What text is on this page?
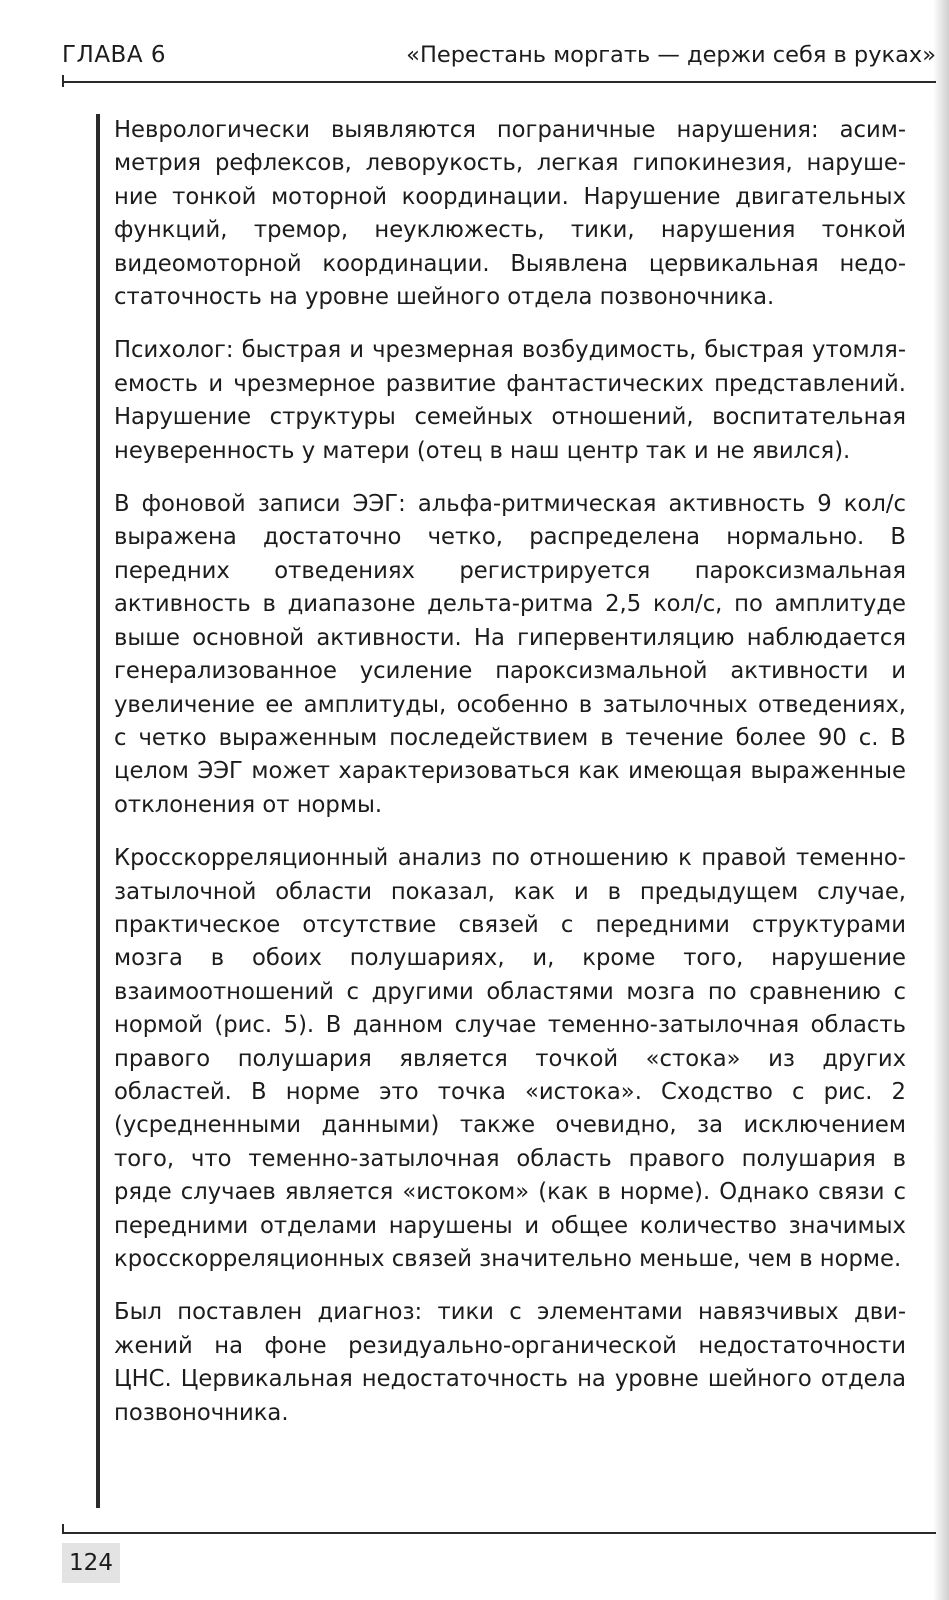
ГЛАВА 6	«Перестань моргать — держи себя в руках»

Неврологически выявляются пограничные нарушения: асимметрия рефлексов, леворукость, легкая гипокинезия, нарушение тонкой моторной координации. Нарушение двигательных функций, тремор, неуклюжесть, тики, нарушения тонкой видеомоторной координации. Выявлена цервикальная недостаточность на уровне шейного отдела позвоночника.

Психолог: быстрая и чрезмерная возбудимость, быстрая утомляемость и чрезмерное развитие фантастических представлений. Нарушение структуры семейных отношений, воспитательная неуверенность у матери (отец в наш центр так и не явился).

В фоновой записи ЭЭГ: альфа-ритмическая активность 9 кол/с выражена достаточно четко, распределена нормально. В передних отведениях регистрируется пароксизмальная активность в диапазоне дельта-ритма 2,5 кол/с, по амплитуде выше основной активности. На гипервентиляцию наблюдается генерализованное усиление пароксизмальной активности и увеличение ее амплитуды, особенно в затылочных отведениях, с четко выраженным последействием в течение более 90 с. В целом ЭЭГ может характеризоваться как имеющая выраженные отклонения от нормы.

Кросскорреляционный анализ по отношению к правой теменно-затылочной области показал, как и в предыдущем случае, практическое отсутствие связей с передними структурами мозга в обоих полушариях, и, кроме того, нарушение взаимоотношений с другими областями мозга по сравнению с нормой (рис. 5). В данном случае теменно-затылочная область правого полушария является точкой «стока» из других областей. В норме это точка «истока». Сходство с рис. 2 (усредненными данными) также очевидно, за исключением того, что теменно-затылочная область правого полушария в ряде случаев является «истоком» (как в норме). Однако связи с передними отделами нарушены и общее количество значимых кросскорреляционных связей значительно меньше, чем в норме.

Был поставлен диагноз: тики с элементами навязчивых движений на фоне резидуально-органической недостаточности ЦНС. Цервикальная недостаточность на уровне шейного отдела позвоночника.

124
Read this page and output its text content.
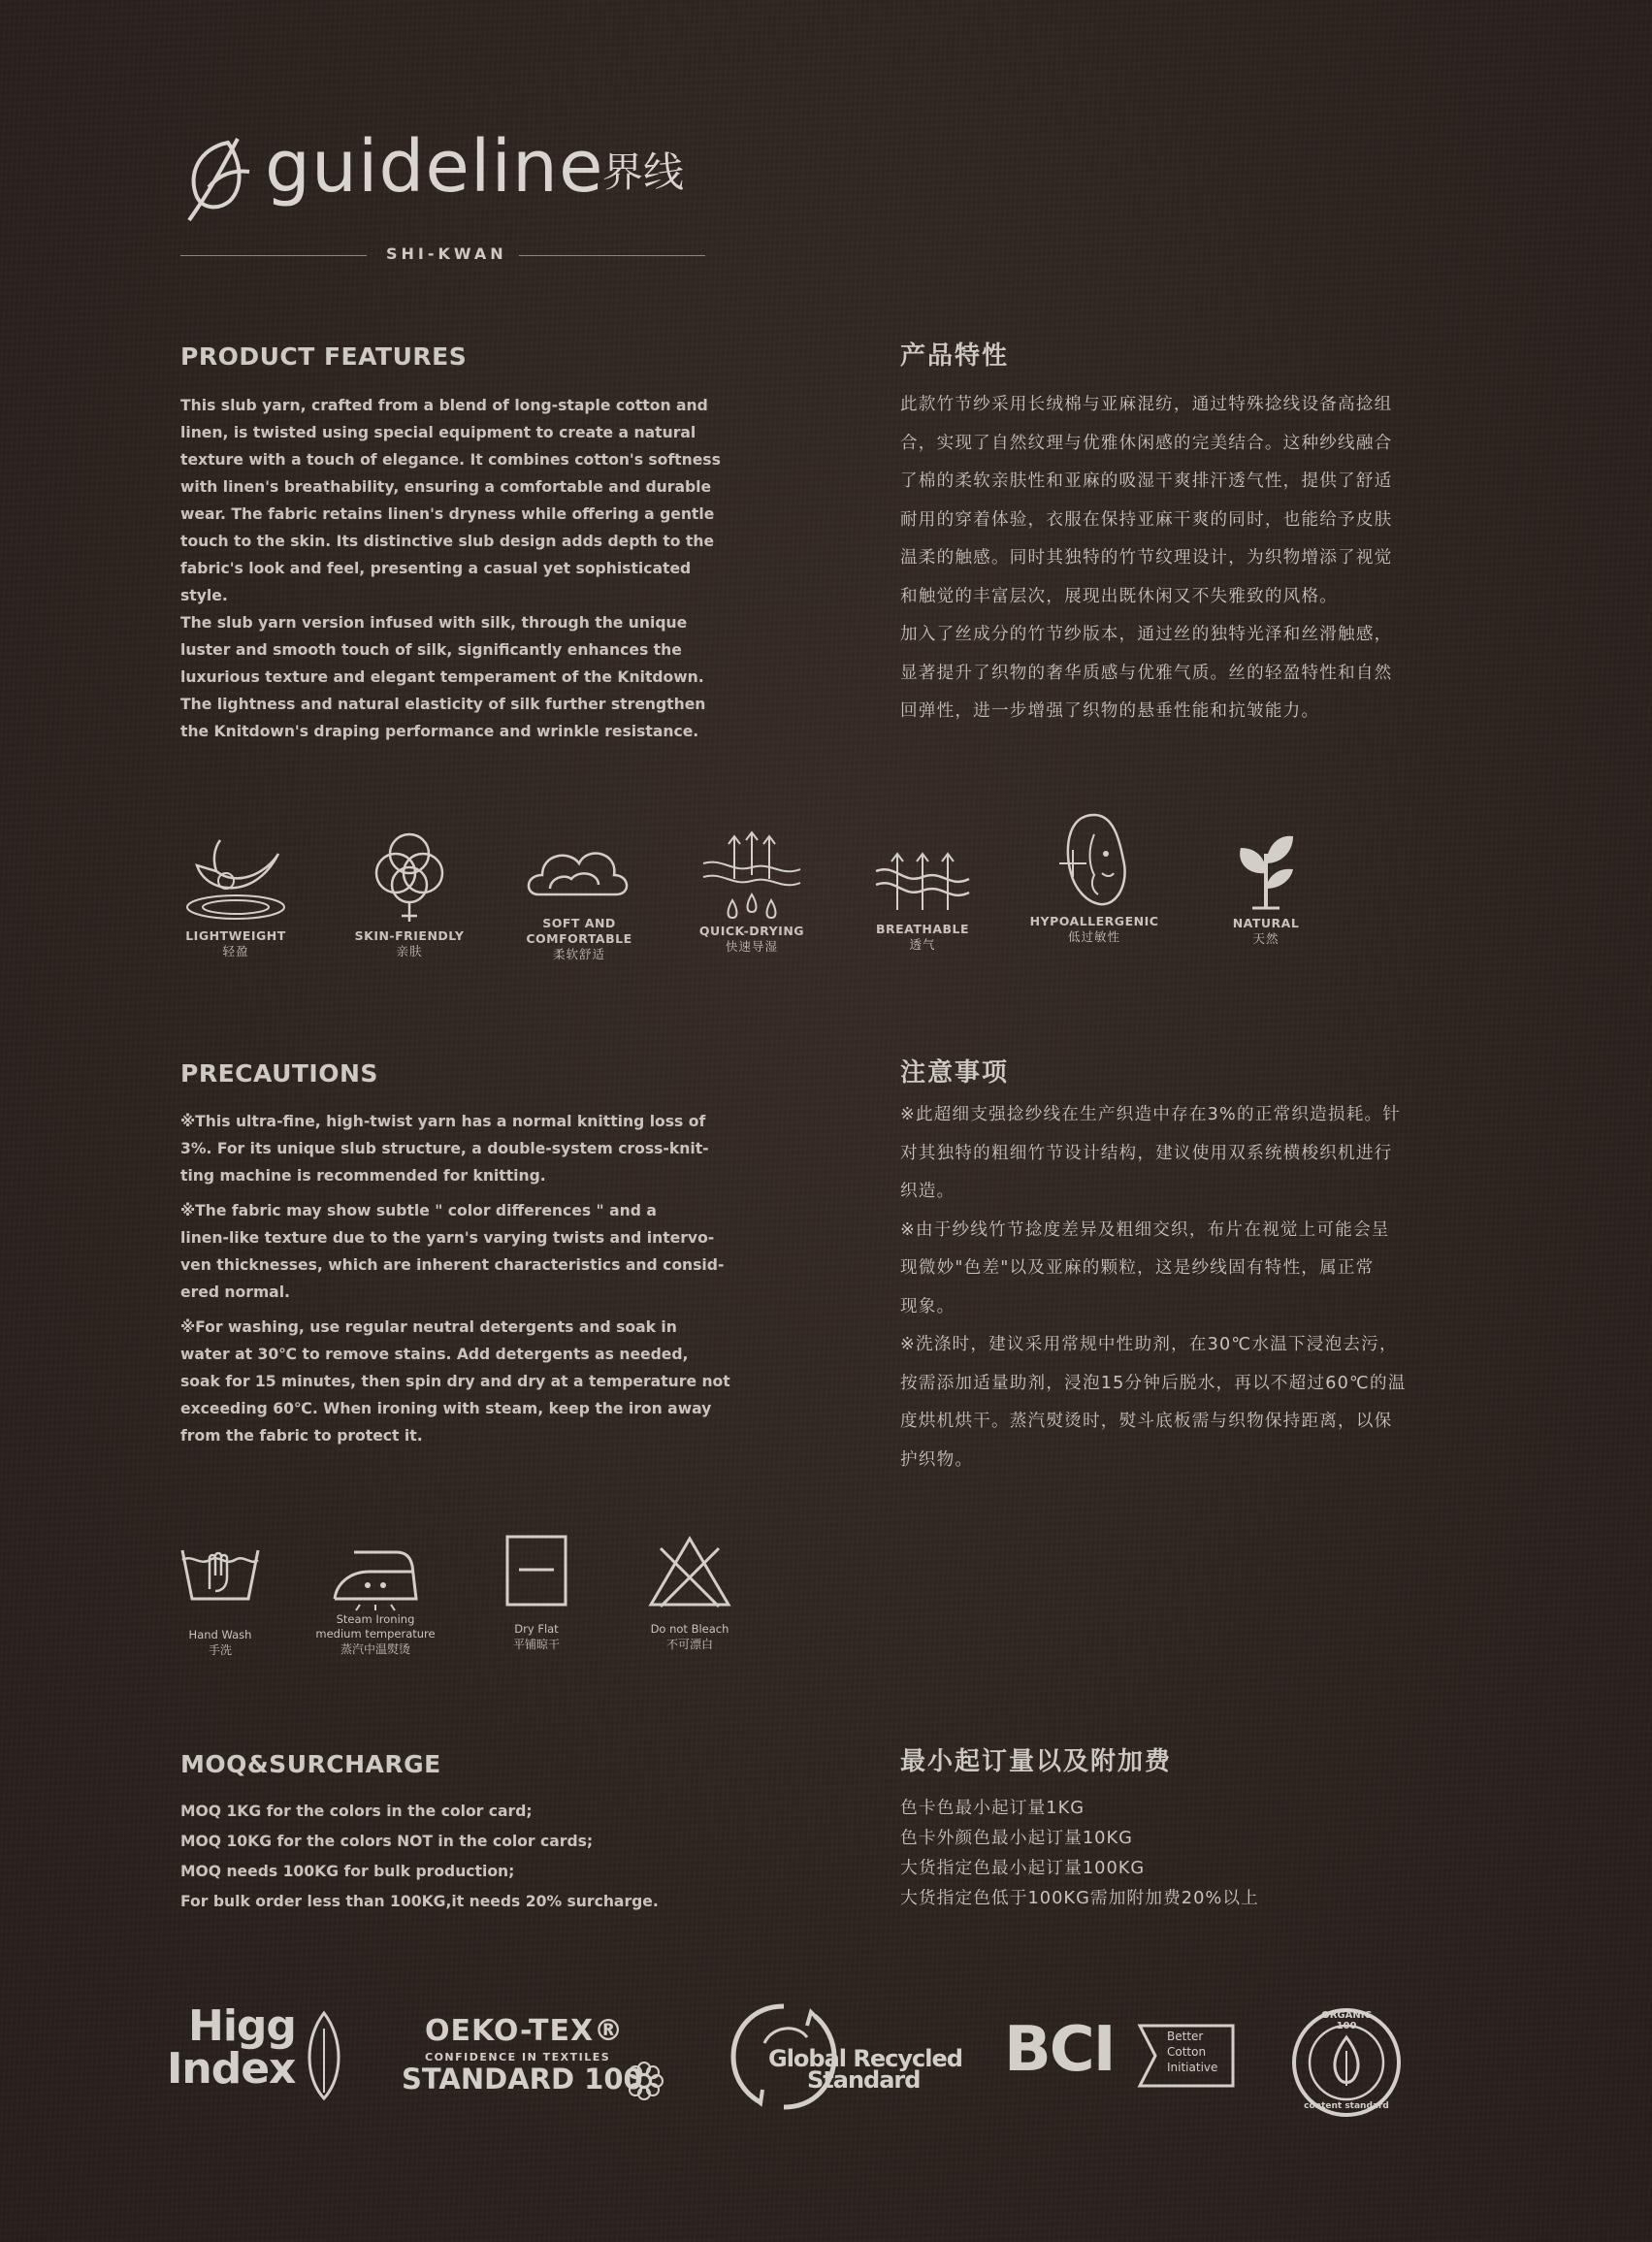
guideline
界线
SHI-KWAN
PRODUCT FEATURES

This slub yarn, crafted from a blend of long-staple cotton and

linen, is twisted using special equipment to create a natural

texture with a touch of elegance. It combines cotton's softness

with linen's breathability, ensuring a comfortable and durable

wear. The fabric retains linen's dryness while offering a gentle

touch to the skin. Its distinctive slub design adds depth to the

fabric's look and feel, presenting a casual yet sophisticated

style.

The slub yarn version infused with silk, through the unique

luster and smooth touch of silk, significantly enhances the

luxurious texture and elegant temperament of the Knitdown.

The lightness and natural elasticity of silk further strengthen

the Knitdown's draping performance and wrinkle resistance.

产品特性

此款竹节纱采用长绒棉与亚麻混纺，通过特殊捻线设备高捻组

合，实现了自然纹理与优雅休闲感的完美结合。这种纱线融合

了棉的柔软亲肤性和亚麻的吸湿干爽排汗透气性，提供了舒适

耐用的穿着体验，衣服在保持亚麻干爽的同时，也能给予皮肤

温柔的触感。同时其独特的竹节纹理设计，为织物增添了视觉

和触觉的丰富层次，展现出既休闲又不失雅致的风格。

加入了丝成分的竹节纱版本，通过丝的独特光泽和丝滑触感，

显著提升了织物的奢华质感与优雅气质。丝的轻盈特性和自然

回弹性，进一步增强了织物的悬垂性能和抗皱能力。

LIGHTWEIGHT
轻盈
SKIN-FRIENDLY
亲肤
SOFT AND
COMFORTABLE
柔软舒适
QUICK-DRYING
快速导湿
BREATHABLE
透气
HYPOALLERGENIC
低过敏性
NATURAL
天然
PRECAUTIONS

※This ultra-fine, high-twist yarn has a normal knitting loss of

3%. For its unique slub structure, a double-system cross-knit-

ting machine is recommended for knitting.

※The fabric may show subtle " color differences " and a

linen-like texture due to the yarn's varying twists and intervo-

ven thicknesses, which are inherent characteristics and consid-

ered normal.

※For washing, use regular neutral detergents and soak in

water at 30℃ to remove stains. Add detergents as needed,

soak for 15 minutes, then spin dry and dry at a temperature not

exceeding 60℃. When ironing with steam, keep the iron away

from the fabric to protect it.

注意事项

※此超细支强捻纱线在生产织造中存在3%的正常织造损耗。针

对其独特的粗细竹节设计结构，建议使用双系统横梭织机进行

织造。

※由于纱线竹节捻度差异及粗细交织，布片在视觉上可能会呈

现微妙"色差"以及亚麻的颗粒，这是纱线固有特性，属正常

现象。

※洗涤时，建议采用常规中性助剂，在30℃水温下浸泡去污，

按需添加适量助剂，浸泡15分钟后脱水，再以不超过60℃的温

度烘机烘干。蒸汽熨烫时，熨斗底板需与织物保持距离，以保

护织物。

Hand Wash
手洗
Steam Ironing
medium temperature
蒸汽中温熨烫
Dry Flat
平铺晾干
Do not Bleach
不可漂白
MOQ&SURCHARGE

MOQ 1KG for the colors in the color card;

MOQ 10KG for the colors NOT in the color cards;

MOQ needs 100KG for bulk production;

For bulk order less than 100KG,it needs 20% surcharge.

最小起订量以及附加费

色卡色最小起订量1KG

色卡外颜色最小起订量10KG

大货指定色最小起订量100KG

大货指定色低于100KG需加附加费20%以上

Higg
Index
OEKO-TEX®
CONFIDENCE IN TEXTILES
STANDARD 100
Global Recycled
Standard BCI	Better
Cotton
Initiative
ORGANIC 100
content standard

◇ ◇ ◇ ◇ ◇ ◇ ◇

_Short problem_. Within the listing above, find every line containing the string "color" and return it.

_The completed task_.
※The fabric may show subtle " color differences " and a
MOQ 1KG for the colors in the color card;
MOQ 10KG for the colors NOT in the color cards;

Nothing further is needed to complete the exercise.